** Opening TEXT UNDER STUDY block **
3 – Support brands and companies that provide healthier food and treats. Look for ingredients such as actual fruits and vegetables. No artificial flavors or colors, and organically grown. One of my son’s favorite organic snack brands is Wildmade Snacks (https://wildmadesnacks.com/). They make organic fruit rollups, strips, and bites and they contain only fruits and vegetables. They’re not too sweet and you can taste the various flavors.
4 – Don’t buy in bulk. Bulk food buying is really a great marketing trick. Stores advertise it and make you think you really need that 20-pound Rice Crispies cereal. If you must buy in bulk, try buying bulk fresh food such as fruits, vegetables, and lean protein including beans and lentils. Even frozen fruits will keep well in the freezer when your child needs an easy and quick lunch. Buying in bulk becomes a waste as we tend to forget we bought so much and they end up in the trash can.
5 – Find out your dietary needs. If you have certain health conditions that require you to eat or avoid certain foods, then get your list together now. If you don’t have any specific health concerns, then start off with fresh food. Always buy fresh whenever possible because there usually aren’t any artificial preservatives in them.
** Closing TEXT UNDER STUDY block **
## TASK BRIEF:
Set down the part of the text on healthier food shopping that begins at the words "5 – Find out" and stops after "preservatives in them.", copied word for word. The data is not needed for this.
** Opening LISTED RECORDS block **
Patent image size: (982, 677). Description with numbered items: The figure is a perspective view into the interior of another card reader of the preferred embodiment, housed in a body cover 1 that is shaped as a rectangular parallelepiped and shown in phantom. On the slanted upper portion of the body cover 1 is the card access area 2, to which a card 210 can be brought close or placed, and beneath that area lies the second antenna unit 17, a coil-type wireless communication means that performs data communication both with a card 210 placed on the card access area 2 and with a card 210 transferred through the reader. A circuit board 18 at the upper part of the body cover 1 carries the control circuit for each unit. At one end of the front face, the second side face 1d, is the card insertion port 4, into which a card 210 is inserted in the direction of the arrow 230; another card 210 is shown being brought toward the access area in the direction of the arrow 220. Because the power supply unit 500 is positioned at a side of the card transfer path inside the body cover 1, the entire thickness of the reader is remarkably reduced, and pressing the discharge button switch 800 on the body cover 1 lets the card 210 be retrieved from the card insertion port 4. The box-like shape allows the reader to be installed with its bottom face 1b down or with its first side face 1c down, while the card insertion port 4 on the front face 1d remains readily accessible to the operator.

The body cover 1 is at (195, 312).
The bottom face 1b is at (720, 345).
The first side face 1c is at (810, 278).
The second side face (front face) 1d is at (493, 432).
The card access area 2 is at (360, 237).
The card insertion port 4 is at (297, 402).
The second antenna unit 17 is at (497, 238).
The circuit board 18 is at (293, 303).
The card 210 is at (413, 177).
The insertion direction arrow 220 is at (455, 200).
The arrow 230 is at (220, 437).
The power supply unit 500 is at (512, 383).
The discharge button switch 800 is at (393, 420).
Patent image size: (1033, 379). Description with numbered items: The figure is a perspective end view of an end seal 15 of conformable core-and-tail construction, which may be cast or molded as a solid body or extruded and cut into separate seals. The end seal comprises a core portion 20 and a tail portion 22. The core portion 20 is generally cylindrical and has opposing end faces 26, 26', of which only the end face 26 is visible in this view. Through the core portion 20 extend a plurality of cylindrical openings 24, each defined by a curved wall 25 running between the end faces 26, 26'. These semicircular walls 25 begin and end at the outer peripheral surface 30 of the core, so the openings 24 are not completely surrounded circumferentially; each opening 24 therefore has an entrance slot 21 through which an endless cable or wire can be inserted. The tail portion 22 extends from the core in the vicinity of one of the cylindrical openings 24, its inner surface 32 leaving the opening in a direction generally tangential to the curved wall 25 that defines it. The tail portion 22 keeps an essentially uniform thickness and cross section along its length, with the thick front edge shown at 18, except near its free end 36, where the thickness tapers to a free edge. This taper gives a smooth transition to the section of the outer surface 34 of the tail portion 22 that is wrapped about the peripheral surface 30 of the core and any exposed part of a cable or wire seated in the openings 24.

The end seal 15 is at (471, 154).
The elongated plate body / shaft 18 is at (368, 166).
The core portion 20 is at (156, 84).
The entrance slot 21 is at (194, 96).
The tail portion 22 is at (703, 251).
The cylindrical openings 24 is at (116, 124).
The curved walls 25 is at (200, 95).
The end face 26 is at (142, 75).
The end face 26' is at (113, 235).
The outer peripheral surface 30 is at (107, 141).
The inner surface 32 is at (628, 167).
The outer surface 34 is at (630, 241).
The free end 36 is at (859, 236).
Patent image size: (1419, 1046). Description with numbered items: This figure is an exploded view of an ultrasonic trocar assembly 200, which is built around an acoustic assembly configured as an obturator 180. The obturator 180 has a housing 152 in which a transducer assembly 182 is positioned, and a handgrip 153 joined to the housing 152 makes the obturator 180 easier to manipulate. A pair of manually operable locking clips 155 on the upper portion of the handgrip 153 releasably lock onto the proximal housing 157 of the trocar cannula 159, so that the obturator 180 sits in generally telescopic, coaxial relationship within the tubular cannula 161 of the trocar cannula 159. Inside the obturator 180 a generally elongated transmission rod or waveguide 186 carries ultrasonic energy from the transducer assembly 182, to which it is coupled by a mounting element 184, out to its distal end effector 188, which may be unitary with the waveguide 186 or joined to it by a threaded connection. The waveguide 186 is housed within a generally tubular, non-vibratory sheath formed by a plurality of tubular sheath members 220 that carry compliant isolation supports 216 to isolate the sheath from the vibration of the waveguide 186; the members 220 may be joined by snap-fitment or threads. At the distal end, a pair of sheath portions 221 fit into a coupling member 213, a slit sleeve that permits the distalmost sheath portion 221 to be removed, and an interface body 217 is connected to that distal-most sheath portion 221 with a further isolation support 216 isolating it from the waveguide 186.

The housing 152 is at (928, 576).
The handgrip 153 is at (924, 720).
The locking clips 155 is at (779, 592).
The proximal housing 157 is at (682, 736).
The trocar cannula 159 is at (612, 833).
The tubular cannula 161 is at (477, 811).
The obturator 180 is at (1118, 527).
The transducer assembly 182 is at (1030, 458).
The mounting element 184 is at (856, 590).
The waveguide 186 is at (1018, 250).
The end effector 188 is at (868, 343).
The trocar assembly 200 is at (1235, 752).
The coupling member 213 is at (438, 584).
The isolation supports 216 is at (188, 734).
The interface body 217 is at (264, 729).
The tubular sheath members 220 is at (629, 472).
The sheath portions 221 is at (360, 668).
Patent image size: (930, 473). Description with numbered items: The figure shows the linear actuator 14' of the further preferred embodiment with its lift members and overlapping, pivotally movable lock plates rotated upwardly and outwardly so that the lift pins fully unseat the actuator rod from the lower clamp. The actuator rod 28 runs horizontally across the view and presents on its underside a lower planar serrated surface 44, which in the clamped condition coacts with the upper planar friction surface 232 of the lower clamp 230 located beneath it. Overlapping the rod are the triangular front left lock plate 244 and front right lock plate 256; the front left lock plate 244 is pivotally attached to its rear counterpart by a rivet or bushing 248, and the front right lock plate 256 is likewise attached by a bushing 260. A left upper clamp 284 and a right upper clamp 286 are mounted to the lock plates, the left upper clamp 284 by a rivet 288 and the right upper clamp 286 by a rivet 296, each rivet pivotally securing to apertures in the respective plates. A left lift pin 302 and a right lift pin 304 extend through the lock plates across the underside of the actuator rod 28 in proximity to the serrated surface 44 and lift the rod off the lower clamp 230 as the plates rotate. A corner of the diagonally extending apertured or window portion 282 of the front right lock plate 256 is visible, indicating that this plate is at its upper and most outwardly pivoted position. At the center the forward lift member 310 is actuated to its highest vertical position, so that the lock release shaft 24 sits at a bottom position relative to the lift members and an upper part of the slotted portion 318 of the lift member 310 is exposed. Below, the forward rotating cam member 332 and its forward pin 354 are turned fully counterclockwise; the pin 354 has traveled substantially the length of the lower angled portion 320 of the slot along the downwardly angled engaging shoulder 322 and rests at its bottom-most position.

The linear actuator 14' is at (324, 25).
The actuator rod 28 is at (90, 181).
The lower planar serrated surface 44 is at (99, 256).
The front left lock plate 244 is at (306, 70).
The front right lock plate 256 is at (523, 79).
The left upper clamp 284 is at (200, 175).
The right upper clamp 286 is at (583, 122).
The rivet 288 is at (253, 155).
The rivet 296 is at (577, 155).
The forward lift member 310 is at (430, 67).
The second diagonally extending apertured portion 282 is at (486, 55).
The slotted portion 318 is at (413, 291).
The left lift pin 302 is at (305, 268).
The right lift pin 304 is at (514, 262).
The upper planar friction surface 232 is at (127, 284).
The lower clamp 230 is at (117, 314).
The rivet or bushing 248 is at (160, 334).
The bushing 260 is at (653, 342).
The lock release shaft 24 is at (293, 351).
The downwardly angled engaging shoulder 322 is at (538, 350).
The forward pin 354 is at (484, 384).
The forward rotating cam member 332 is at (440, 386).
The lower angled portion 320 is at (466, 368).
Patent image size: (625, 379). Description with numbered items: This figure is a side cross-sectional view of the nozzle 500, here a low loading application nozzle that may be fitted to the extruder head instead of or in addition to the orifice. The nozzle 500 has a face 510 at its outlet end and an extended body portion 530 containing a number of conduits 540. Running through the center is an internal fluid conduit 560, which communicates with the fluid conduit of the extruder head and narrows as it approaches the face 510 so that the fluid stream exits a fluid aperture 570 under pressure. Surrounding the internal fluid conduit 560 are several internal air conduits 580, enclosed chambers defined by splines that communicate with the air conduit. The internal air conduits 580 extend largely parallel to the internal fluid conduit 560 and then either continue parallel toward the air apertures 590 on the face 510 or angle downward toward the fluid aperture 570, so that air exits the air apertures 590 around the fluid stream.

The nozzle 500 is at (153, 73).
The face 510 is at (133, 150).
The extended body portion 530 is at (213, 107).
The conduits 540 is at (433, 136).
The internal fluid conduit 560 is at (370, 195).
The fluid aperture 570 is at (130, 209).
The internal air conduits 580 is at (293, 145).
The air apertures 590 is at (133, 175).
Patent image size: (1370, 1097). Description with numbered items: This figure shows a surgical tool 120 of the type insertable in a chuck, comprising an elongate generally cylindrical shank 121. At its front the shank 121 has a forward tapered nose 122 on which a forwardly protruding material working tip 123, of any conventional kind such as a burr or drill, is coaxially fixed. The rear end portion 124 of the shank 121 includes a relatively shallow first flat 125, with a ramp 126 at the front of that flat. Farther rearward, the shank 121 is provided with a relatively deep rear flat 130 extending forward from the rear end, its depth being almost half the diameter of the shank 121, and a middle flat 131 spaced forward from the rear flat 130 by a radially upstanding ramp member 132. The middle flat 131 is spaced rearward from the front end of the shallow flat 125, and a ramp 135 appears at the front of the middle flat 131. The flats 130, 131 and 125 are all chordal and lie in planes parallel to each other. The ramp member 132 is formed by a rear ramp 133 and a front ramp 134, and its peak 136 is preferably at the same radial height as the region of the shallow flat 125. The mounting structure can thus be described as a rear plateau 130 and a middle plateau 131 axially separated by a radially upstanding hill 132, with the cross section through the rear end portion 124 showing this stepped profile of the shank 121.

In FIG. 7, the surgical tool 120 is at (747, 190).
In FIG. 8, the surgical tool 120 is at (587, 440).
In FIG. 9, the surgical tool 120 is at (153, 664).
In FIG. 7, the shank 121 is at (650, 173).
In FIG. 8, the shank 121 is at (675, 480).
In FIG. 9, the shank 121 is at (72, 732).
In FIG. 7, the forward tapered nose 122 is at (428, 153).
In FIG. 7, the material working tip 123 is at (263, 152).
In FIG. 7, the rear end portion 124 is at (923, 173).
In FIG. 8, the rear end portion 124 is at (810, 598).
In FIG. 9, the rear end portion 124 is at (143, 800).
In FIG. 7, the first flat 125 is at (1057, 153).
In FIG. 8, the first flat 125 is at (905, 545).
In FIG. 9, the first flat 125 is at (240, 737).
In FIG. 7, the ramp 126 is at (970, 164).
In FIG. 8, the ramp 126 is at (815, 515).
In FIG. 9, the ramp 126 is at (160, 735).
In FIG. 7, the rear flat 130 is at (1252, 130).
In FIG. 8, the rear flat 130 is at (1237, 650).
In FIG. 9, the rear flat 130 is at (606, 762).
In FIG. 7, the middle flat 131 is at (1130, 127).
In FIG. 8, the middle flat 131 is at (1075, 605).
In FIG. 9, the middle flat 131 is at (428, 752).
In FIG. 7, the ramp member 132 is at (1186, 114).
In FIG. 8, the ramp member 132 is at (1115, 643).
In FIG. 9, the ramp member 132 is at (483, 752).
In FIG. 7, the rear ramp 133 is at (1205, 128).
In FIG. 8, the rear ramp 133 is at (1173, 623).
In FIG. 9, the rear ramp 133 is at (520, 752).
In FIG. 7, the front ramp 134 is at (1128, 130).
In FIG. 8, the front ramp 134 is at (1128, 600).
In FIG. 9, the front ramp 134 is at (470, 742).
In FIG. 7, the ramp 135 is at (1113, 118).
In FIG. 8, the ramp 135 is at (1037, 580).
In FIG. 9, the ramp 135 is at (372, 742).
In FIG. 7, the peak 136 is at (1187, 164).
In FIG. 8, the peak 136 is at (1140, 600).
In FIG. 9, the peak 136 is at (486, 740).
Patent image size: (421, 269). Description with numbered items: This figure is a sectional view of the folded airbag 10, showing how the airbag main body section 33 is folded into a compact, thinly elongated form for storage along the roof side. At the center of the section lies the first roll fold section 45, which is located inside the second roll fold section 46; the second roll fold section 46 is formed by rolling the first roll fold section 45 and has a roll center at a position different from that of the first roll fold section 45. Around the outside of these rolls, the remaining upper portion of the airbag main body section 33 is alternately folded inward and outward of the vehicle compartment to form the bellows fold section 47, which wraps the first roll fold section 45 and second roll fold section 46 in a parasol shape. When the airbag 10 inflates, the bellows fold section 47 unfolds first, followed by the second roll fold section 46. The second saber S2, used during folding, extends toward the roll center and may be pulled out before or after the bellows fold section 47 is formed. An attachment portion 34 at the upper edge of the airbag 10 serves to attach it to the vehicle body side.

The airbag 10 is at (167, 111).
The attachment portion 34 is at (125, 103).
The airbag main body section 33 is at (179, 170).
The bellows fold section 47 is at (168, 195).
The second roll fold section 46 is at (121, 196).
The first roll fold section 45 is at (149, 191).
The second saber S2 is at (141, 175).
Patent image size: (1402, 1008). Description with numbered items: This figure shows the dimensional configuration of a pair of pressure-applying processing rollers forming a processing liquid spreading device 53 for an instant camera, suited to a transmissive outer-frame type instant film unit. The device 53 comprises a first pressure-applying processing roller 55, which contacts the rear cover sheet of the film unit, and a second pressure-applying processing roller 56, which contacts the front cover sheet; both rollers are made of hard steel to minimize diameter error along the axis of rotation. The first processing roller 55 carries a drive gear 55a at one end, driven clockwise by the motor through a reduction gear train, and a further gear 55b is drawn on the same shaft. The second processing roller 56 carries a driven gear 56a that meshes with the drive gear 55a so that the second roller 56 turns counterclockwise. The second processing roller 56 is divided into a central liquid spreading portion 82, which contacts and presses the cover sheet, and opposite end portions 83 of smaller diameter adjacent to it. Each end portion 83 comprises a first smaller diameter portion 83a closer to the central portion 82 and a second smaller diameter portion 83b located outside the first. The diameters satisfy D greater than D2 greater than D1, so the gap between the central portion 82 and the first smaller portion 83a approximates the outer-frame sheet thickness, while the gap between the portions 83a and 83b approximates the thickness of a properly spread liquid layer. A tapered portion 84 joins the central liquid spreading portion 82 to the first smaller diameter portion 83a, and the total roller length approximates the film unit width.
** Closing LISTED RECORDS block **
## SOLUTION FOR THIS PROBLEM:
5 – Find out your dietary needs. If you have certain health conditions that require you to eat or avoid certain foods, then get your list together now. If you don’t have any specific health concerns, then start off with fresh food. Always buy fresh whenever possible because there usually aren’t any artificial preservatives in them.